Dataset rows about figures
---*---

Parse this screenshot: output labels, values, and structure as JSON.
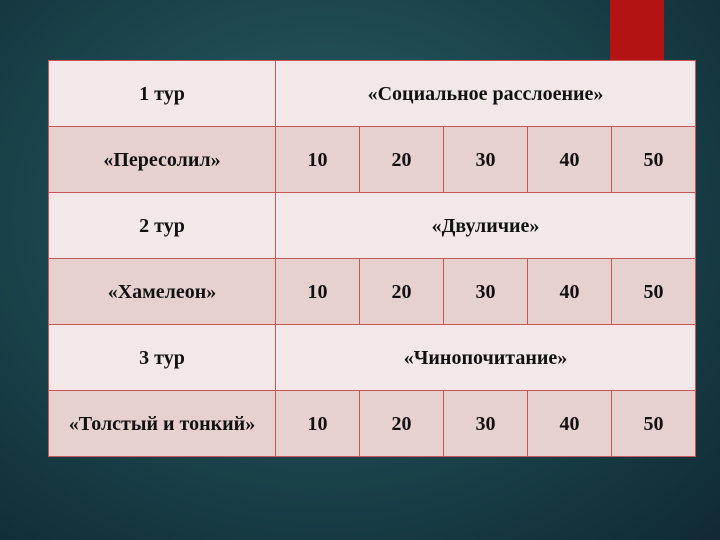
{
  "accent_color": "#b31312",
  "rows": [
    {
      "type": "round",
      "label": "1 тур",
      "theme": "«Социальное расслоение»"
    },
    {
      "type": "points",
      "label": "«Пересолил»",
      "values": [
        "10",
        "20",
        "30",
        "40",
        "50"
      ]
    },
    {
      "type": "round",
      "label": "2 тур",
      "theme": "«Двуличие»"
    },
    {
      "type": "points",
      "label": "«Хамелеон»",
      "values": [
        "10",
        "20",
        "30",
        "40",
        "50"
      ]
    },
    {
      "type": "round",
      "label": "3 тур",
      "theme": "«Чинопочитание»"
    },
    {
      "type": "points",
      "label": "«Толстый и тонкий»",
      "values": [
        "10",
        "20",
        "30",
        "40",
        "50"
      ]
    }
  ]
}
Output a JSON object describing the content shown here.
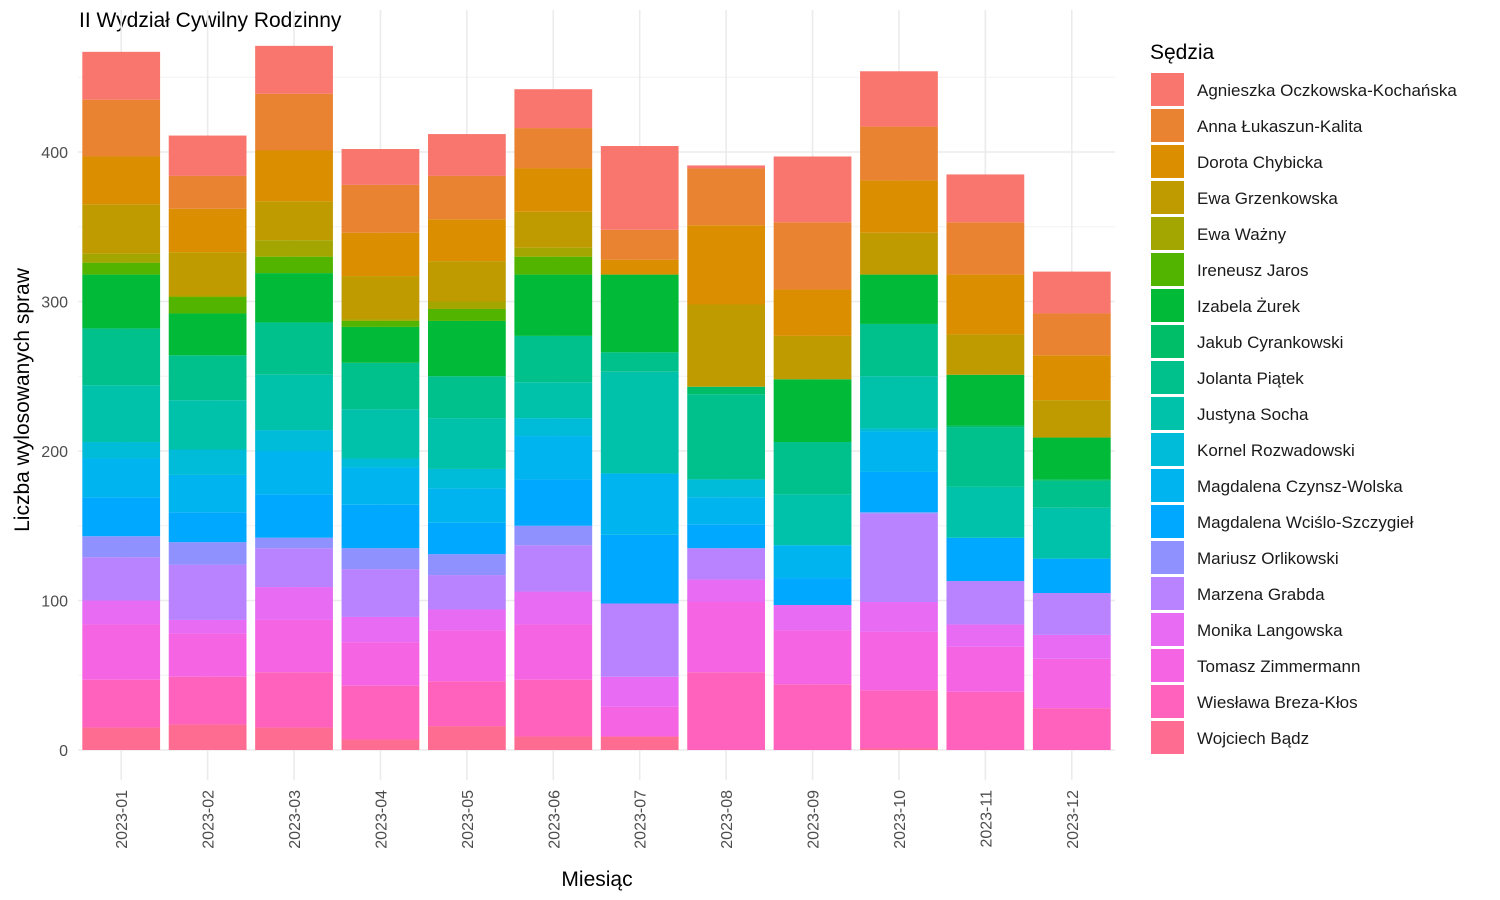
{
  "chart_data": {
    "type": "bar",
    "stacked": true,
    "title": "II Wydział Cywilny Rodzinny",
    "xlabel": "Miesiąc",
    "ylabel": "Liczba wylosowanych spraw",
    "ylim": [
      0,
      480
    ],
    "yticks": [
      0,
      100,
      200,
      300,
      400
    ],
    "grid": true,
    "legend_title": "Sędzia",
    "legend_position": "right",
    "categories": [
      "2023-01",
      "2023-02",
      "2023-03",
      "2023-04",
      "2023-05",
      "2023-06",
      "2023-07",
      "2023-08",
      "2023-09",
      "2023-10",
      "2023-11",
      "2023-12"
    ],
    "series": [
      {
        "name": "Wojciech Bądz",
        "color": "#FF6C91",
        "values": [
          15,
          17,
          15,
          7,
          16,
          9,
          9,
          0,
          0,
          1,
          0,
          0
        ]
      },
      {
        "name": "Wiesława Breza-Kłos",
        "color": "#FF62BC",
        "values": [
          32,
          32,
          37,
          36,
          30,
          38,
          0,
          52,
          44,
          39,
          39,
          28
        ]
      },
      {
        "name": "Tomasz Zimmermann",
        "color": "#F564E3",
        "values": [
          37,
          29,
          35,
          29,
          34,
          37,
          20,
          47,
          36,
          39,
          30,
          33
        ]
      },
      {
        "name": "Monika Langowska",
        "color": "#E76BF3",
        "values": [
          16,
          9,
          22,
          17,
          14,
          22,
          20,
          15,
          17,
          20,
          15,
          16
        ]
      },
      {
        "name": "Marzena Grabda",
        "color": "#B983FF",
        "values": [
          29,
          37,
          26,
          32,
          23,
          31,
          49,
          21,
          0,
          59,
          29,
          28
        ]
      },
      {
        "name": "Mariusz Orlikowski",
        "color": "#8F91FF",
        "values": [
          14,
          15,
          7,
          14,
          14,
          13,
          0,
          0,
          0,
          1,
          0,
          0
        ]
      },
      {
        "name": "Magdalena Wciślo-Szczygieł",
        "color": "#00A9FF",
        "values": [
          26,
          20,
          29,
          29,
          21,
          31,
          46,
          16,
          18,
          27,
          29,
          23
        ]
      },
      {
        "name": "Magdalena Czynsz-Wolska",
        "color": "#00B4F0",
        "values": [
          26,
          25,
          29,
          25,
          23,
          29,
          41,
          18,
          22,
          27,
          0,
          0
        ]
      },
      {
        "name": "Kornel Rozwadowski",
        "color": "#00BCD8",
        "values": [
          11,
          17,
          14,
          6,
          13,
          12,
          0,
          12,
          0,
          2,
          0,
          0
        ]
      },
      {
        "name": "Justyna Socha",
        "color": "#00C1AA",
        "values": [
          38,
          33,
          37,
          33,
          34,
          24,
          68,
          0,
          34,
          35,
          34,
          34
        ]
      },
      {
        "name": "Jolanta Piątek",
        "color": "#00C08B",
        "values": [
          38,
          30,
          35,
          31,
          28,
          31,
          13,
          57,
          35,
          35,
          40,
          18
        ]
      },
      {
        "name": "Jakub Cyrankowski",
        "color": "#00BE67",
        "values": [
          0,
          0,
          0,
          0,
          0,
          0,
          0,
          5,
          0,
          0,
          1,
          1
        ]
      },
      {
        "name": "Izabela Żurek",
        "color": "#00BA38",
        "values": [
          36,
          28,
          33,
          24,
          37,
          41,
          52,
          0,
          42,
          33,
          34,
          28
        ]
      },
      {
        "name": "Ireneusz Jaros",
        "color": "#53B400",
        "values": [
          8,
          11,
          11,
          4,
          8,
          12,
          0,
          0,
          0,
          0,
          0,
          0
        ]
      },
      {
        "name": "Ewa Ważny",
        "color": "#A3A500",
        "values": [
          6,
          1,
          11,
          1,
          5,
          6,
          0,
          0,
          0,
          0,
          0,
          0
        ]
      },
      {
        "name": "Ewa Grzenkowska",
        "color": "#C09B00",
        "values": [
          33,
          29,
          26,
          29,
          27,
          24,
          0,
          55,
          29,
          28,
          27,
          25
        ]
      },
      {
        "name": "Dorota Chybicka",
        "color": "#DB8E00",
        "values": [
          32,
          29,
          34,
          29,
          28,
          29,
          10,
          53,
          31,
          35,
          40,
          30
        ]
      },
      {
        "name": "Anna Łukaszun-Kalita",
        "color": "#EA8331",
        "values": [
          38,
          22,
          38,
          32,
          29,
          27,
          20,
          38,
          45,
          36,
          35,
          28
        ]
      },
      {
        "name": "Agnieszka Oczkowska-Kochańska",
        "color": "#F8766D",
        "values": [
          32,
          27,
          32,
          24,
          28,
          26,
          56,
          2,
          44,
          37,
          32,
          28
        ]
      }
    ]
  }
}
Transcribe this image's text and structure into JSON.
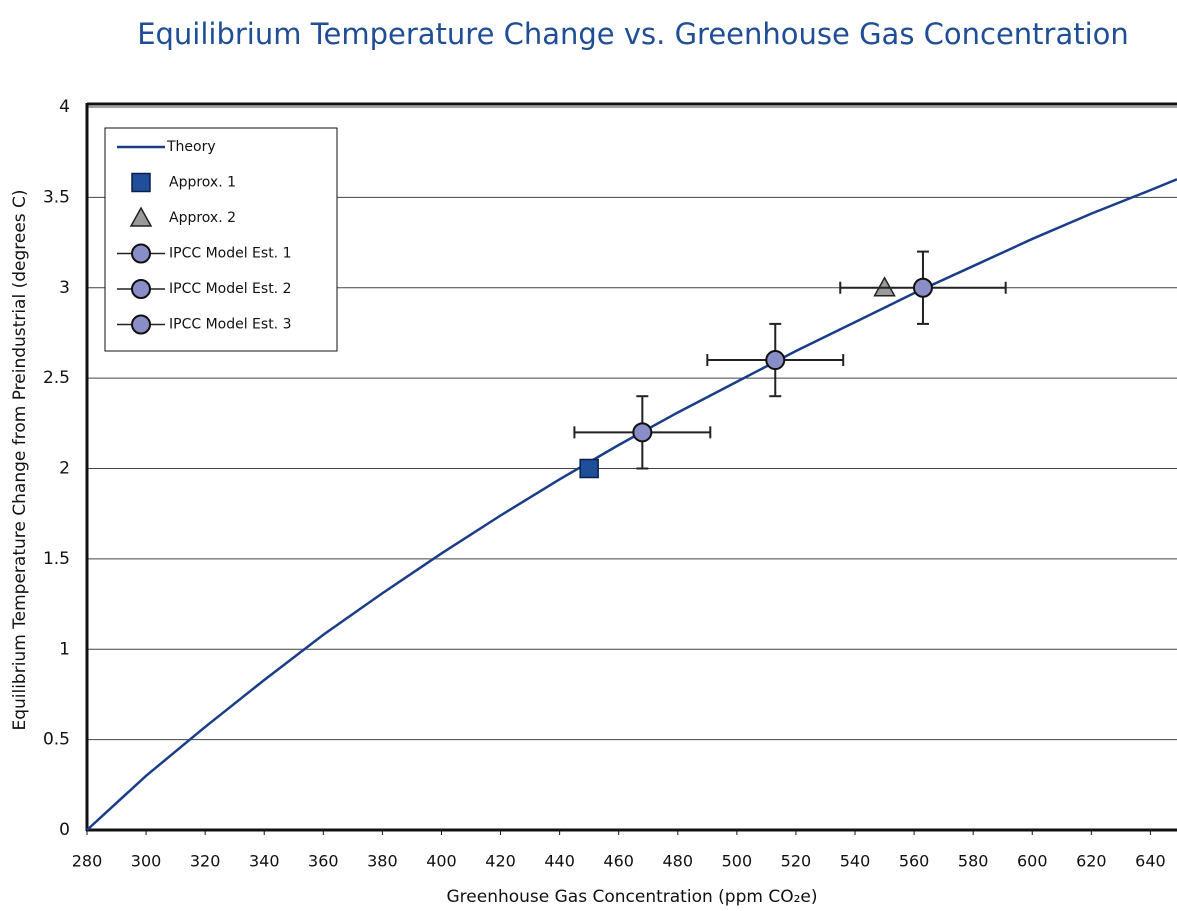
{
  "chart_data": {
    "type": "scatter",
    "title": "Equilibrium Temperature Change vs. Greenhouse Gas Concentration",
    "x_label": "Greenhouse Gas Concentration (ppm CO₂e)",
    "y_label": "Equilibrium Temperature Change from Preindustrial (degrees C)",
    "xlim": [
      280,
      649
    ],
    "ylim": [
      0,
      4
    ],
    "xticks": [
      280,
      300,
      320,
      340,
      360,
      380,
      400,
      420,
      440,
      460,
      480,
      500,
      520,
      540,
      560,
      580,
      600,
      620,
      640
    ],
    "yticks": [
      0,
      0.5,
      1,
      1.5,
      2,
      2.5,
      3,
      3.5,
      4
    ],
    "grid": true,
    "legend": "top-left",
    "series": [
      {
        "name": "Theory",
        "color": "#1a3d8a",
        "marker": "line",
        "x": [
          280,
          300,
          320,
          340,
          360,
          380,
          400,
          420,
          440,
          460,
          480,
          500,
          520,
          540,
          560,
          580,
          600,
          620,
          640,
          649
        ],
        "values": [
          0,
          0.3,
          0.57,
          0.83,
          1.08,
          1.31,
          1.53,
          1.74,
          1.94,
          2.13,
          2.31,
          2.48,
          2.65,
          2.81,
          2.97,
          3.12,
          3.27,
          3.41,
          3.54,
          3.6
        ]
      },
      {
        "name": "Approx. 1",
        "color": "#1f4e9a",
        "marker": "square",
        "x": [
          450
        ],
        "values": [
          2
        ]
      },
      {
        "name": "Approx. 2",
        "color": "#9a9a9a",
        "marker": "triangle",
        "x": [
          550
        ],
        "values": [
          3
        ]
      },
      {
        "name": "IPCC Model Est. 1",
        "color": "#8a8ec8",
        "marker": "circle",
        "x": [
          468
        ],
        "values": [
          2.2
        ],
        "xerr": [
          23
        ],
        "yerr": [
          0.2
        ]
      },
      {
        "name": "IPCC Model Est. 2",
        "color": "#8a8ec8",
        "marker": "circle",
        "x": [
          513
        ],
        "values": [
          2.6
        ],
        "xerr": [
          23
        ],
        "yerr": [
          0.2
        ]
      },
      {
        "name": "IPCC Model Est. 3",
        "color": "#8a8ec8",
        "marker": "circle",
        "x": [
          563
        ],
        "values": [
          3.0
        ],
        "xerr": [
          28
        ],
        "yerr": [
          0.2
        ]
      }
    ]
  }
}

---*---

■ **Requirement**:
List all lines where "Concentration" occurs.

■ **Worked answer**:
    "title": "Equilibrium Temperature Change vs. Greenhouse Gas Concentration",
    "x_label": "Greenhouse Gas Concentration (ppm CO₂e)",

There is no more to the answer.